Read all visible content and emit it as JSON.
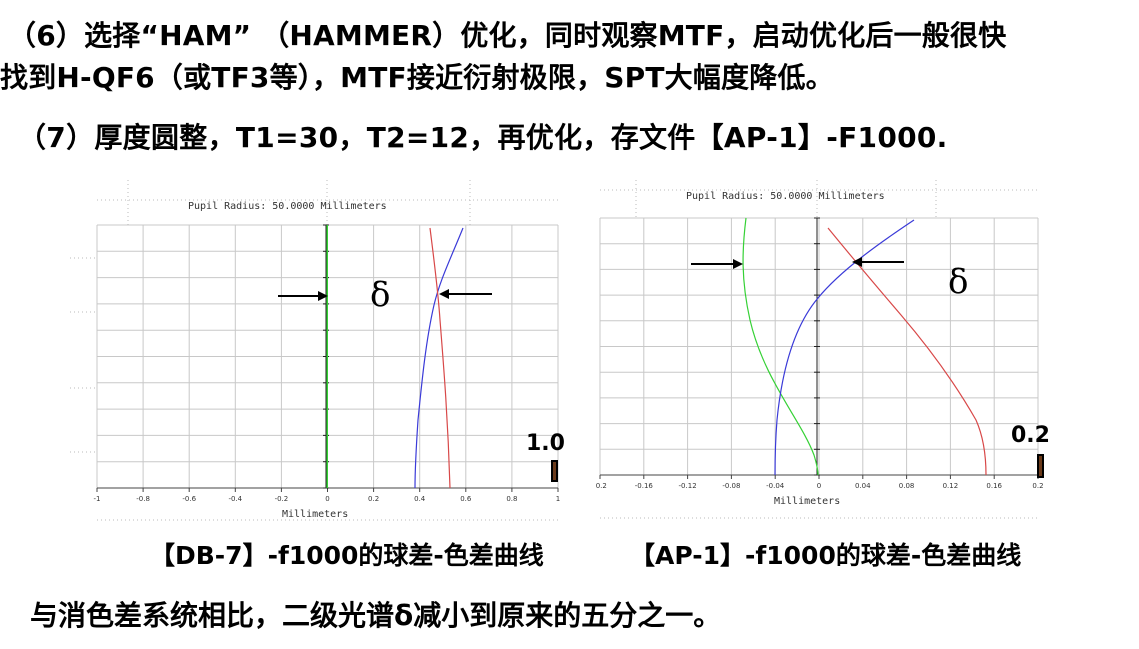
{
  "text": {
    "step6_line1": "（6）选择“HAM”  （HAMMER）优化，同时观察MTF，启动优化后一般很快",
    "step6_line2": "找到H-QF6（或TF3等），MTF接近衍射极限，SPT大幅度降低。",
    "step7": "（7）厚度圆整，T1=30，T2=12，再优化，存文件【AP-1】-F1000.",
    "caption_left": "【DB-7】-f1000的球差-色差曲线",
    "caption_right": "【AP-1】-f1000的球差-色差曲线",
    "conclusion": "与消色差系统相比，二级光谱δ减小到原来的五分之一。"
  },
  "plots": {
    "left": {
      "title": "Pupil Radius: 50.0000 Millimeters",
      "xlabel": "Millimeters",
      "ticks": [
        "-1",
        "-0.8",
        "-0.6",
        "-0.4",
        "-0.2",
        "0",
        "0.2",
        "0.4",
        "0.6",
        "0.8",
        "1"
      ],
      "xlim": [
        -1,
        1
      ],
      "scale_label": "1.0",
      "delta_label": "δ"
    },
    "right": {
      "title": "Pupil Radius: 50.0000 Millimeters",
      "xlabel": "Millimeters",
      "ticks": [
        "-0.2",
        "-0.16",
        "-0.12",
        "-0.08",
        "-0.04",
        "0",
        "0.04",
        "0.08",
        "0.12",
        "0.16",
        "0.2"
      ],
      "xlim": [
        -0.2,
        0.2
      ],
      "scale_label": "0.2",
      "delta_label": "δ"
    }
  },
  "colors": {
    "green_curve": "#35d135",
    "blue_curve": "#3a3ad8",
    "red_curve": "#d84848",
    "grid": "#c8c8c8",
    "scale_bar": "#000000"
  }
}
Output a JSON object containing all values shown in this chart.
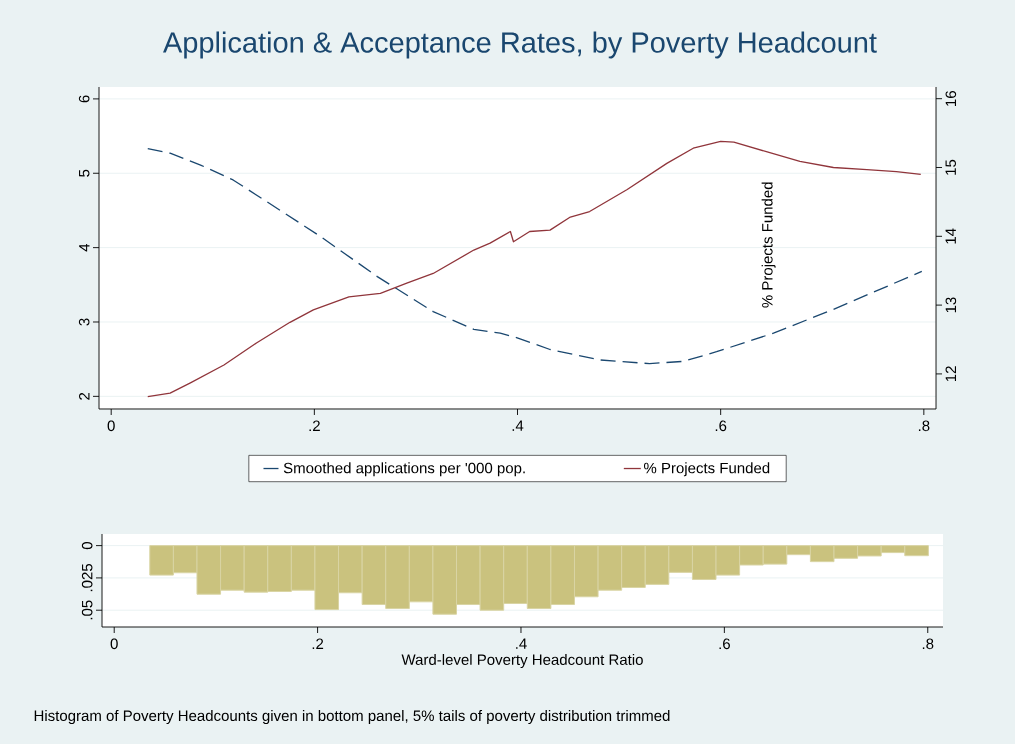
{
  "chart_data": [
    {
      "type": "line",
      "title": "Application & Acceptance Rates, by Poverty Headcount",
      "series": [
        {
          "name": "Smoothed applications per '000 pop.",
          "color": "#1a476f",
          "line_style": "dashed",
          "axis": "y",
          "x": [
            0.036,
            0.058,
            0.088,
            0.12,
            0.153,
            0.206,
            0.262,
            0.317,
            0.357,
            0.373,
            0.383,
            0.399,
            0.432,
            0.481,
            0.53,
            0.563,
            0.596,
            0.652,
            0.711,
            0.798
          ],
          "values": [
            5.33,
            5.27,
            5.11,
            4.91,
            4.62,
            4.15,
            3.61,
            3.14,
            2.9,
            2.87,
            2.85,
            2.79,
            2.63,
            2.49,
            2.44,
            2.47,
            2.6,
            2.85,
            3.17,
            3.68
          ]
        },
        {
          "name": "% Projects Funded",
          "color": "#90353b",
          "line_style": "solid",
          "axis": "y2",
          "x": [
            0.036,
            0.058,
            0.078,
            0.111,
            0.143,
            0.176,
            0.199,
            0.234,
            0.265,
            0.291,
            0.317,
            0.357,
            0.373,
            0.393,
            0.396,
            0.412,
            0.432,
            0.452,
            0.471,
            0.508,
            0.547,
            0.573,
            0.6,
            0.613,
            0.645,
            0.678,
            0.711,
            0.744,
            0.773,
            0.797
          ],
          "values": [
            11.67,
            11.72,
            11.87,
            12.13,
            12.45,
            12.75,
            12.93,
            13.12,
            13.17,
            13.32,
            13.46,
            13.8,
            13.9,
            14.07,
            13.92,
            14.07,
            14.09,
            14.28,
            14.36,
            14.68,
            15.06,
            15.28,
            15.38,
            15.37,
            15.23,
            15.09,
            15.0,
            14.97,
            14.94,
            14.9
          ]
        }
      ],
      "y2label": "% Projects Funded",
      "xlim": [
        -0.012,
        0.812
      ],
      "xticks": [
        0,
        {
          "value": 0.2,
          "label": ".2"
        },
        {
          "value": 0.4,
          "label": ".4"
        },
        {
          "value": 0.6,
          "label": ".6"
        },
        {
          "value": 0.8,
          "label": ".8"
        }
      ],
      "ylim": [
        1.83,
        6.16
      ],
      "yticks": [
        2,
        3,
        4,
        5,
        6
      ],
      "y2lim": [
        11.49,
        16.17
      ],
      "y2ticks": [
        12,
        13,
        14,
        15,
        16
      ],
      "grid": "y",
      "legend": "bottom",
      "marker": "none"
    },
    {
      "type": "histogram",
      "color": "#cac27e",
      "bins": [
        0.035,
        0.0582,
        0.0814,
        0.1046,
        0.1278,
        0.151,
        0.1742,
        0.1974,
        0.2206,
        0.2438,
        0.267,
        0.2902,
        0.3134,
        0.3366,
        0.3598,
        0.383,
        0.4062,
        0.4294,
        0.4526,
        0.4758,
        0.499,
        0.5222,
        0.5454,
        0.5686,
        0.5918,
        0.615,
        0.6382,
        0.6614,
        0.6846,
        0.7078,
        0.731,
        0.7542,
        0.7774,
        0.8006
      ],
      "values": [
        0.0228,
        0.021,
        0.0376,
        0.0345,
        0.036,
        0.0355,
        0.0345,
        0.0495,
        0.0365,
        0.0456,
        0.0487,
        0.0435,
        0.0531,
        0.0456,
        0.05,
        0.0448,
        0.0487,
        0.0456,
        0.0396,
        0.0345,
        0.0324,
        0.03,
        0.0207,
        0.0262,
        0.0228,
        0.015,
        0.0143,
        0.007,
        0.0124,
        0.0098,
        0.008,
        0.0054,
        0.0078
      ],
      "xlabel": "Ward-level Poverty Headcount Ratio",
      "xlim": [
        -0.012,
        0.815
      ],
      "xticks": [
        0,
        {
          "value": 0.2,
          "label": ".2"
        },
        {
          "value": 0.4,
          "label": ".4"
        },
        {
          "value": 0.6,
          "label": ".6"
        },
        {
          "value": 0.8,
          "label": ".8"
        }
      ],
      "ylim": [
        0.063,
        -0.009
      ],
      "yticks": [
        0,
        {
          "value": 0.025,
          "label": ".025"
        },
        {
          "value": 0.05,
          "label": ".05"
        }
      ],
      "grid": "y",
      "annotations": [
        "Histogram of Poverty Headcounts given in bottom panel, 5% tails of poverty distribution trimmed"
      ]
    }
  ]
}
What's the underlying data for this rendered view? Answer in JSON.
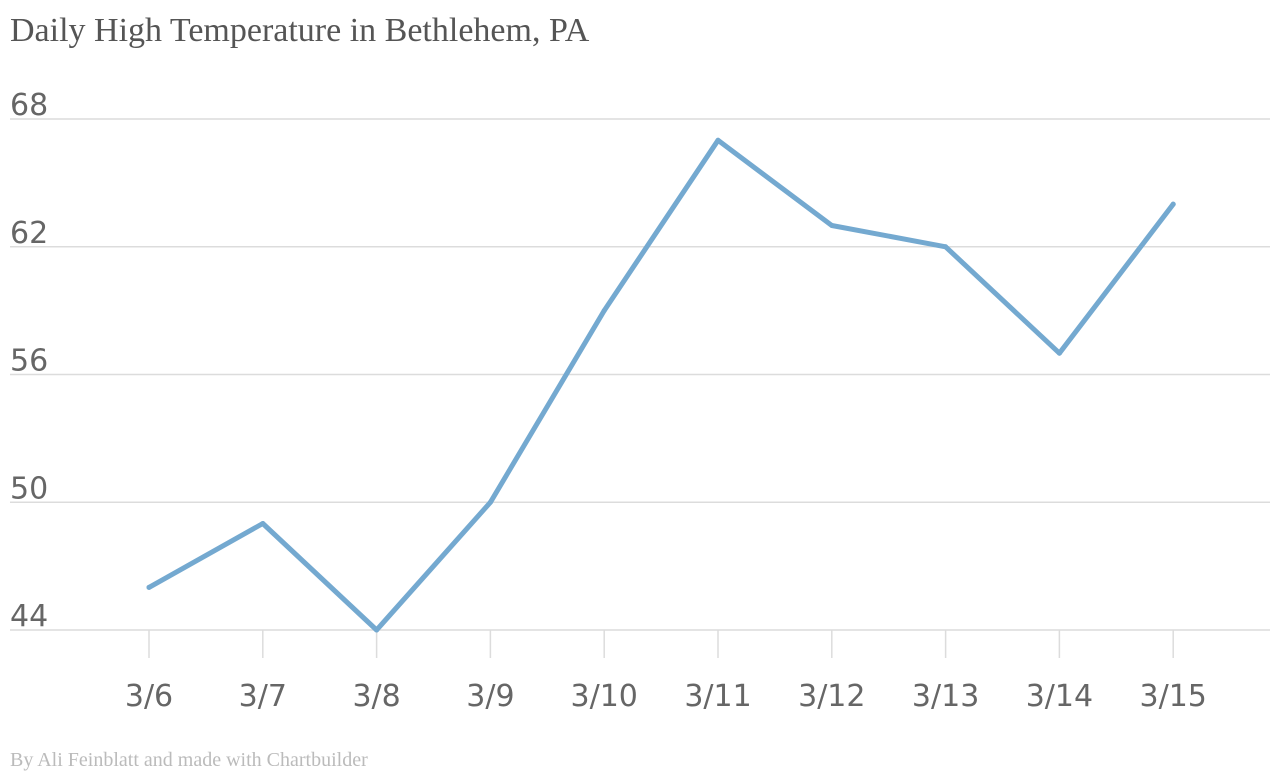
{
  "chart_data": {
    "type": "line",
    "title": "Daily High Temperature in Bethlehem, PA",
    "credit": "By Ali Feinblatt and made with Chartbuilder",
    "xlabel": "",
    "ylabel": "",
    "categories": [
      "3/6",
      "3/7",
      "3/8",
      "3/9",
      "3/10",
      "3/11",
      "3/12",
      "3/13",
      "3/14",
      "3/15"
    ],
    "series": [
      {
        "values": [
          46,
          49,
          44,
          50,
          59,
          67,
          63,
          62,
          57,
          64
        ]
      }
    ],
    "y_ticks": [
      44,
      50,
      56,
      62,
      68
    ],
    "ylim": [
      44,
      68
    ],
    "grid": true,
    "legend": "none",
    "colors": {
      "line": "#74a9d0",
      "grid": "#dcdcdc",
      "tick_text": "#666666",
      "title": "#555555",
      "credit": "#bbbbbb"
    }
  }
}
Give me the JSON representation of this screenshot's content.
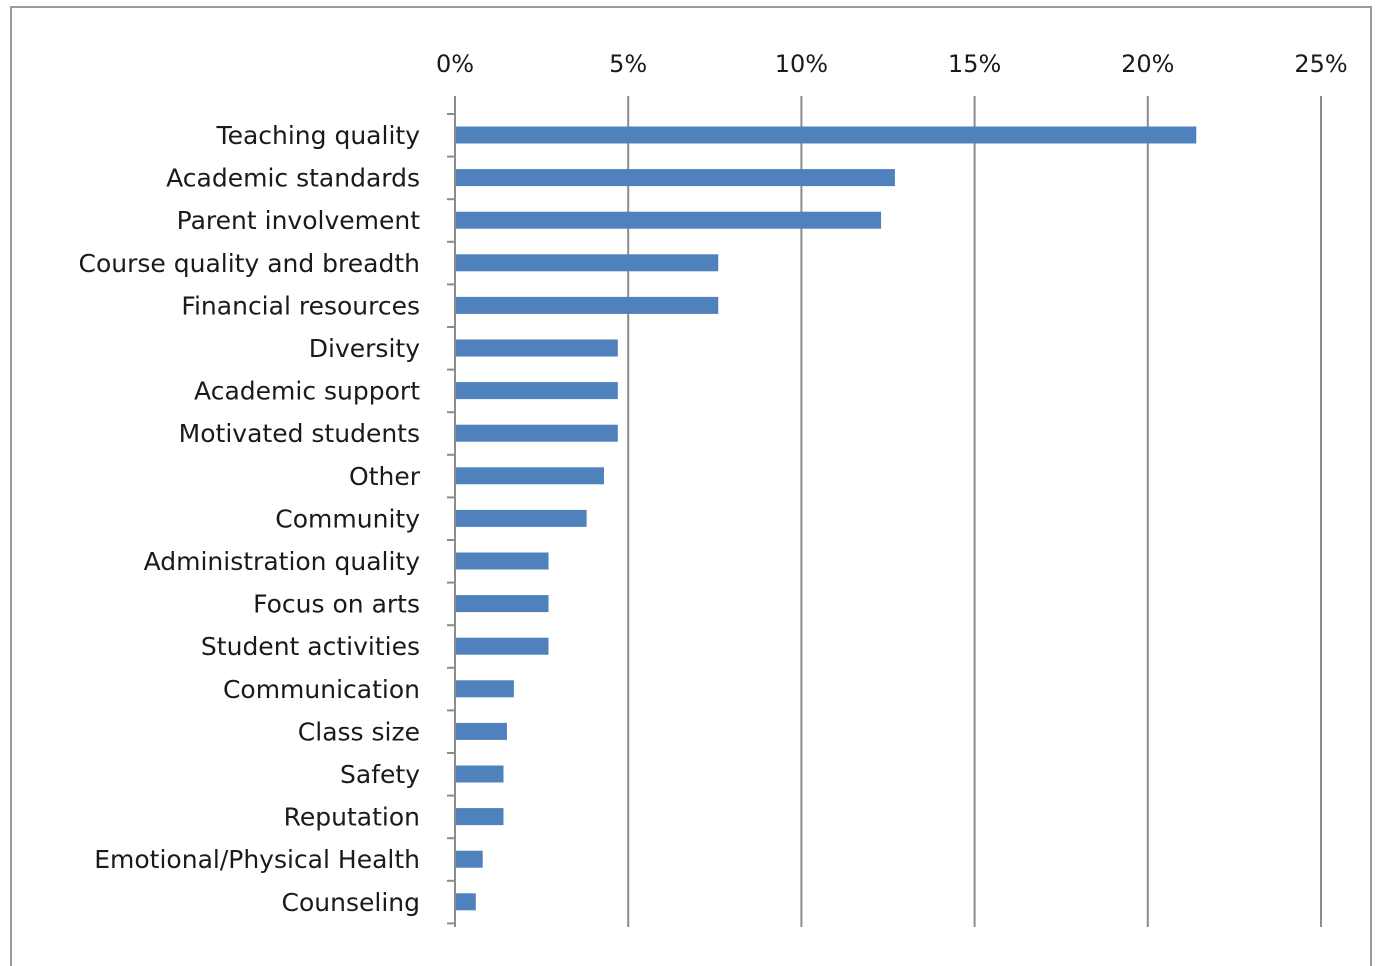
{
  "chart_data": {
    "type": "bar",
    "orientation": "horizontal",
    "title": "",
    "xlabel": "",
    "ylabel": "",
    "x_axis_position": "top",
    "xlim": [
      0,
      25
    ],
    "x_ticks": [
      0,
      5,
      10,
      15,
      20,
      25
    ],
    "x_tick_labels": [
      "0%",
      "5%",
      "10%",
      "15%",
      "20%",
      "25%"
    ],
    "grid": "vertical",
    "legend": "none",
    "categories": [
      "Teaching quality",
      "Academic standards",
      "Parent involvement",
      "Course quality and breadth",
      "Financial resources",
      "Diversity",
      "Academic support",
      "Motivated students",
      "Other",
      "Community",
      "Administration quality",
      "Focus on arts",
      "Student activities",
      "Communication",
      "Class size",
      "Safety",
      "Reputation",
      "Emotional/Physical Health",
      "Counseling"
    ],
    "values": [
      21.4,
      12.7,
      12.3,
      7.6,
      7.6,
      4.7,
      4.7,
      4.7,
      4.3,
      3.8,
      2.7,
      2.7,
      2.7,
      1.7,
      1.5,
      1.4,
      1.4,
      0.8,
      0.6
    ],
    "value_unit": "%",
    "colors": {
      "bar": "#4f81bd",
      "grid": "#8c8c8c",
      "axis": "#8c8c8c",
      "frame": "#9a9a9a",
      "text": "#1a1a1a"
    }
  }
}
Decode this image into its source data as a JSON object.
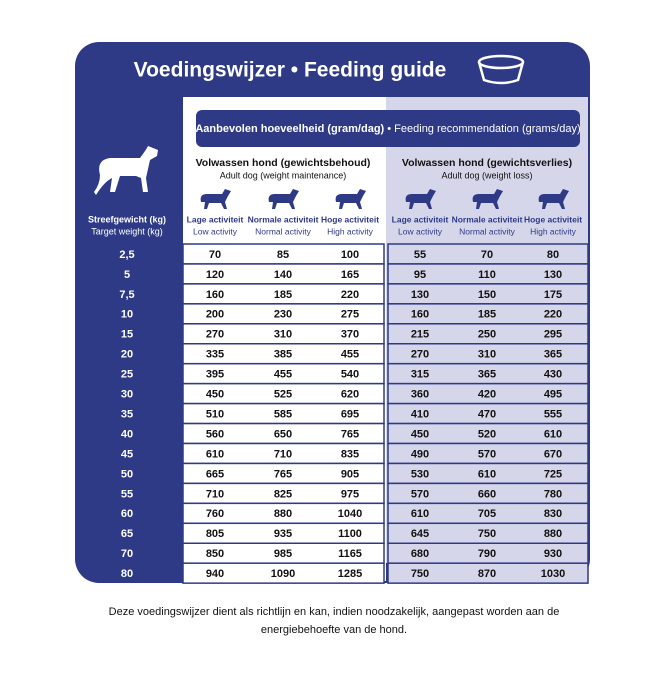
{
  "header": {
    "title": "Voedingswijzer • Feeding guide"
  },
  "table": {
    "band": {
      "bold": "Aanbevolen hoeveelheid (gram/dag)",
      "normal": "• Feeding recommendation (grams/day)"
    },
    "weight_header": {
      "nl": "Streefgewicht (kg)",
      "en": "Target weight (kg)"
    },
    "groups": [
      {
        "title": "Volwassen hond (gewichtsbehoud)",
        "subtitle": "Adult dog (weight maintenance)",
        "activities": [
          {
            "nl": "Lage activiteit",
            "en": "Low activity"
          },
          {
            "nl": "Normale activiteit",
            "en": "Normal activity"
          },
          {
            "nl": "Hoge activiteit",
            "en": "High activity"
          }
        ]
      },
      {
        "title": "Volwassen hond (gewichtsverlies)",
        "subtitle": "Adult dog (weight loss)",
        "activities": [
          {
            "nl": "Lage activiteit",
            "en": "Low activity"
          },
          {
            "nl": "Normale activiteit",
            "en": "Normal activity"
          },
          {
            "nl": "Hoge activiteit",
            "en": "High activity"
          }
        ]
      }
    ],
    "rows": [
      [
        "2,5",
        "70",
        "85",
        "100",
        "55",
        "70",
        "80"
      ],
      [
        "5",
        "120",
        "140",
        "165",
        "95",
        "110",
        "130"
      ],
      [
        "7,5",
        "160",
        "185",
        "220",
        "130",
        "150",
        "175"
      ],
      [
        "10",
        "200",
        "230",
        "275",
        "160",
        "185",
        "220"
      ],
      [
        "15",
        "270",
        "310",
        "370",
        "215",
        "250",
        "295"
      ],
      [
        "20",
        "335",
        "385",
        "455",
        "270",
        "310",
        "365"
      ],
      [
        "25",
        "395",
        "455",
        "540",
        "315",
        "365",
        "430"
      ],
      [
        "30",
        "450",
        "525",
        "620",
        "360",
        "420",
        "495"
      ],
      [
        "35",
        "510",
        "585",
        "695",
        "410",
        "470",
        "555"
      ],
      [
        "40",
        "560",
        "650",
        "765",
        "450",
        "520",
        "610"
      ],
      [
        "45",
        "610",
        "710",
        "835",
        "490",
        "570",
        "670"
      ],
      [
        "50",
        "665",
        "765",
        "905",
        "530",
        "610",
        "725"
      ],
      [
        "55",
        "710",
        "825",
        "975",
        "570",
        "660",
        "780"
      ],
      [
        "60",
        "760",
        "880",
        "1040",
        "610",
        "705",
        "830"
      ],
      [
        "65",
        "805",
        "935",
        "1100",
        "645",
        "750",
        "880"
      ],
      [
        "70",
        "850",
        "985",
        "1165",
        "680",
        "790",
        "930"
      ],
      [
        "80",
        "940",
        "1090",
        "1285",
        "750",
        "870",
        "1030"
      ]
    ]
  },
  "footer": {
    "lines": [
      "Deze voedingswijzer dient als richtlijn en kan, indien noodzakelijk, aangepast worden aan de",
      "energiebehoefte van de hond."
    ]
  }
}
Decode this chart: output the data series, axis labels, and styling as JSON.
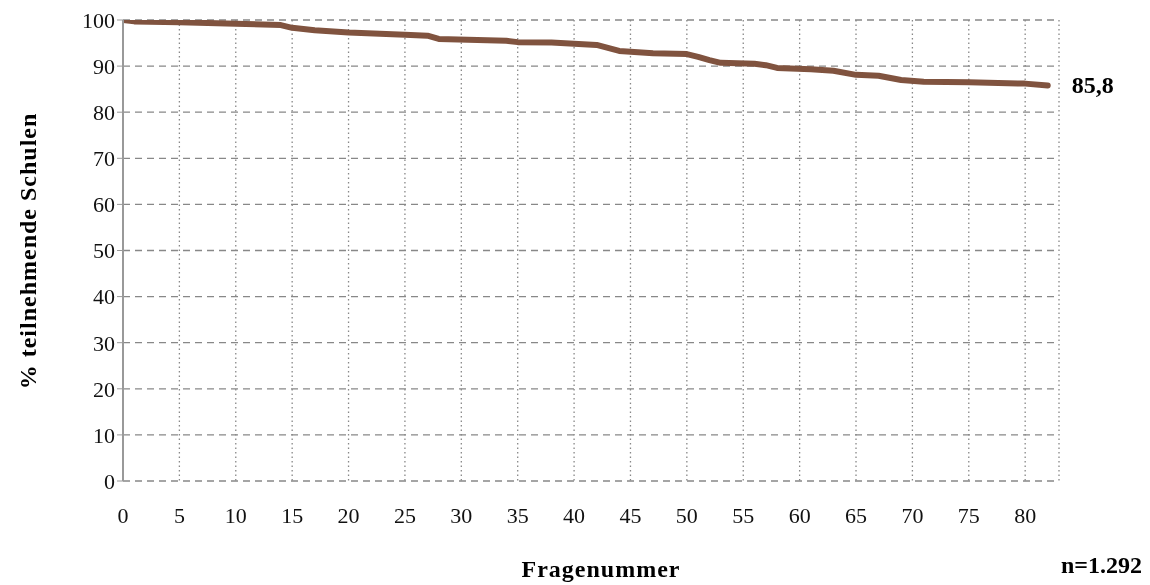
{
  "chart_data": {
    "type": "line",
    "xlabel": "Fragenummer",
    "ylabel": "% teilnehmende Schulen",
    "annotations": [
      {
        "text": "85,8",
        "x": 82,
        "y": 85.8
      },
      "n=1.292"
    ],
    "x": [
      0,
      1,
      5,
      10,
      14,
      15,
      17,
      20,
      25,
      27,
      28,
      34,
      35,
      38,
      42,
      44,
      47,
      50,
      51,
      52,
      53,
      56,
      57,
      58,
      61,
      63,
      65,
      67,
      69,
      71,
      75,
      80,
      82
    ],
    "series": [
      {
        "color": "#80533f",
        "values": [
          100,
          99.7,
          99.5,
          99.2,
          98.9,
          98.3,
          97.8,
          97.3,
          96.8,
          96.6,
          95.9,
          95.5,
          95.2,
          95.1,
          94.6,
          93.3,
          92.8,
          92.6,
          92.0,
          91.3,
          90.7,
          90.5,
          90.2,
          89.6,
          89.3,
          89.0,
          88.1,
          87.9,
          87.0,
          86.6,
          86.5,
          86.2,
          85.8
        ]
      }
    ],
    "xlim": [
      0,
      83
    ],
    "xticks": [
      0,
      5,
      10,
      15,
      20,
      25,
      30,
      35,
      40,
      45,
      50,
      55,
      60,
      65,
      70,
      75,
      80
    ],
    "ylim": [
      0,
      100
    ],
    "yticks": [
      0,
      10,
      20,
      30,
      40,
      50,
      60,
      70,
      80,
      90,
      100
    ],
    "grid": true,
    "legend": false,
    "marker": "none",
    "line_style": "solid"
  }
}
* * *
__PROBLEM REQUIREMENTS__. Copy every line above that includes the string "type".

__TASK RESULT__.
      "type": "line",
      "type": "histogram",
    "type": "line",
    "type": "bar",
    "type": "line",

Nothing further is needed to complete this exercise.